Scan the records for the string "handle"; copy each line where it occurs.

Dataset items
--- BEGIN ---

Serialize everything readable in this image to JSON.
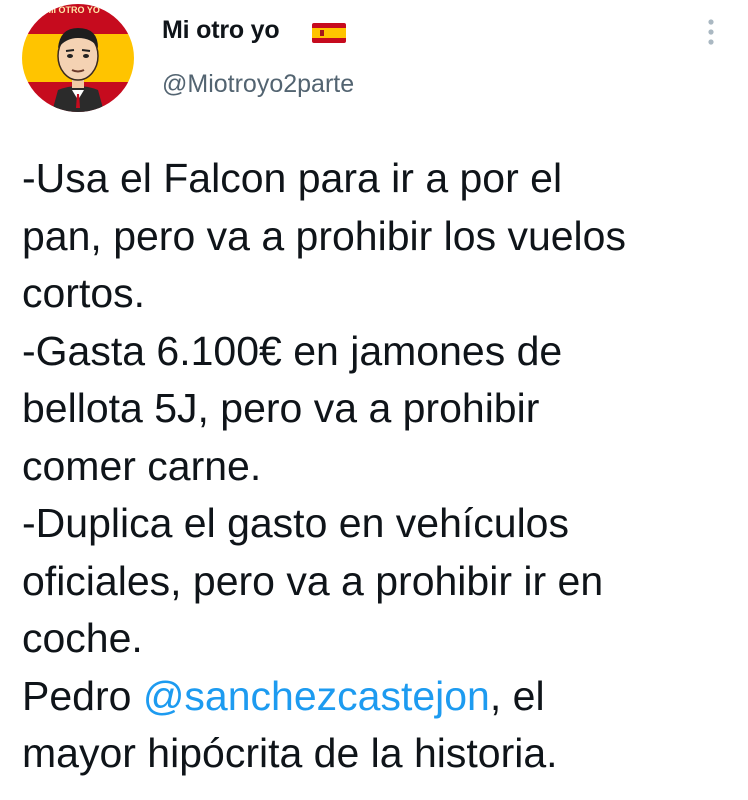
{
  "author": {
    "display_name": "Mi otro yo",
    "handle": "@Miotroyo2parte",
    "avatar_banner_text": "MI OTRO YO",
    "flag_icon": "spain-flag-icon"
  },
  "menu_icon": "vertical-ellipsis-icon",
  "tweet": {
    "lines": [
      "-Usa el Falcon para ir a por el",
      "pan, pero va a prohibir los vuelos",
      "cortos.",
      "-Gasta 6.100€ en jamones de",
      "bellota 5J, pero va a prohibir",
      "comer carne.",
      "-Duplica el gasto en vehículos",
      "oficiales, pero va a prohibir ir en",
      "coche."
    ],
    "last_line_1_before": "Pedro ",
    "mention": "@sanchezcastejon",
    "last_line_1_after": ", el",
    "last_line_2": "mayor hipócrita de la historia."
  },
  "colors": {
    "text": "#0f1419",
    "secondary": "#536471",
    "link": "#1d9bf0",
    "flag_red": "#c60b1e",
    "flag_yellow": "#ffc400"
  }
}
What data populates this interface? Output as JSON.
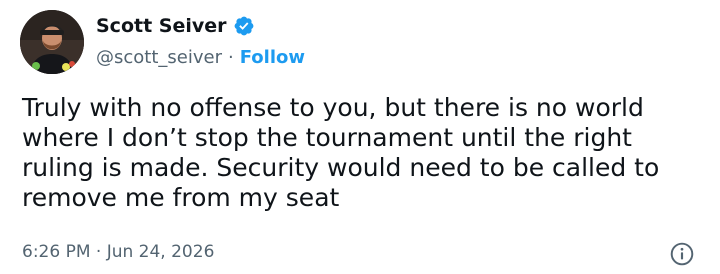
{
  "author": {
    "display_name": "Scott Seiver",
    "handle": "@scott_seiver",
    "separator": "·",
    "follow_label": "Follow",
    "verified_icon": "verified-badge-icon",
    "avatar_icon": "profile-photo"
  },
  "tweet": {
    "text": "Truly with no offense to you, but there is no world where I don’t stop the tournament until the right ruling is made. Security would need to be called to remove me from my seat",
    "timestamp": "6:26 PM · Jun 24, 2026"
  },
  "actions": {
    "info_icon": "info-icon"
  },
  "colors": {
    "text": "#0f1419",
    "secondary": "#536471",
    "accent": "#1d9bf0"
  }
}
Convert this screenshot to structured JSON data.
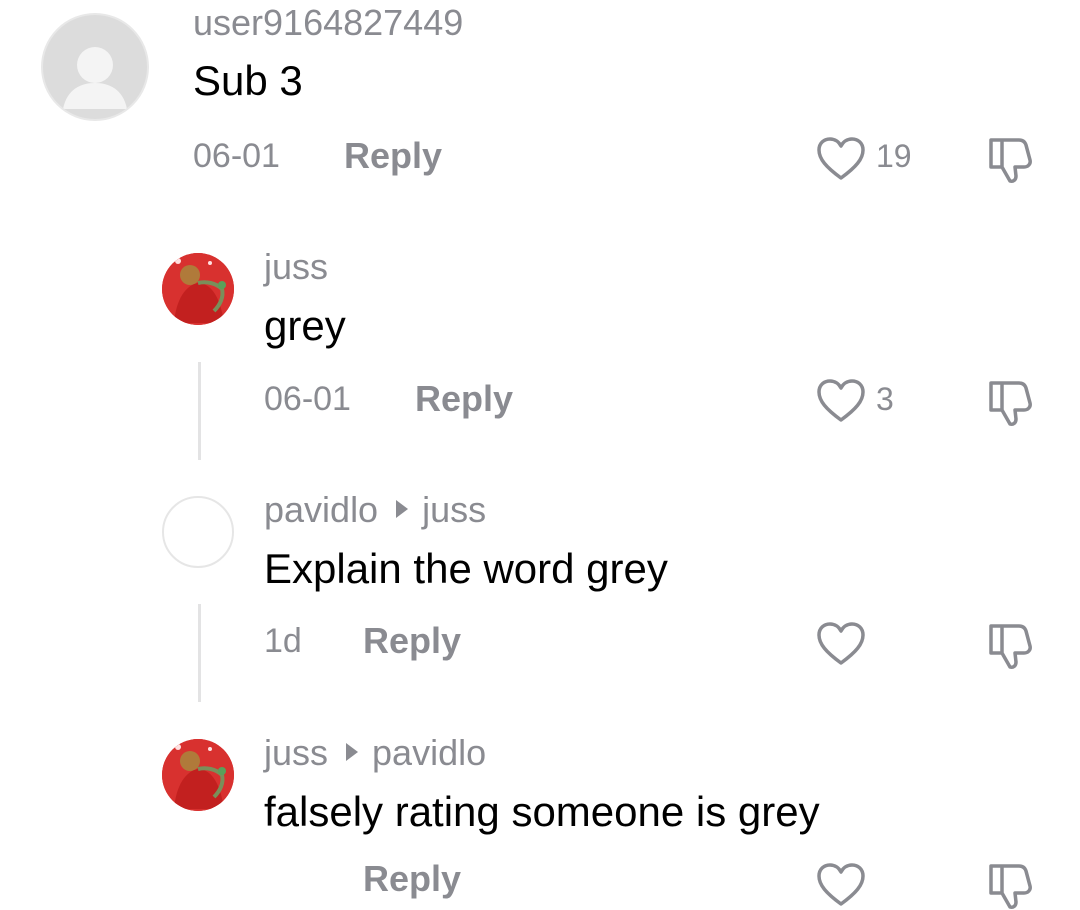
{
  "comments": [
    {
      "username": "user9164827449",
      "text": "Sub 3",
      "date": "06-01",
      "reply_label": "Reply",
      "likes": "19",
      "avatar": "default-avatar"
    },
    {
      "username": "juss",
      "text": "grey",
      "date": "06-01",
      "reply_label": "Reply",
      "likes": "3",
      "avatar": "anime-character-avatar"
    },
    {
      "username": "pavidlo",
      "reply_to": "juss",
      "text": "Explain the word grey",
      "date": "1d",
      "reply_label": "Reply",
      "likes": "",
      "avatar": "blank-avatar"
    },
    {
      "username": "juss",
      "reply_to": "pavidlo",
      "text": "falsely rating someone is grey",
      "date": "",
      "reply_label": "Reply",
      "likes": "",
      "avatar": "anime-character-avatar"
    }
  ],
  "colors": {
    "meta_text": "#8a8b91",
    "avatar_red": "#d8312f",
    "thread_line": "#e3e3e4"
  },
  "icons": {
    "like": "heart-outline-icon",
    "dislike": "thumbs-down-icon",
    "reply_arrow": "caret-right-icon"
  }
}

--- END ---

**Final result:**
    "handle": "@Miotroyo2parte",
    "handle": "@scott_seiver",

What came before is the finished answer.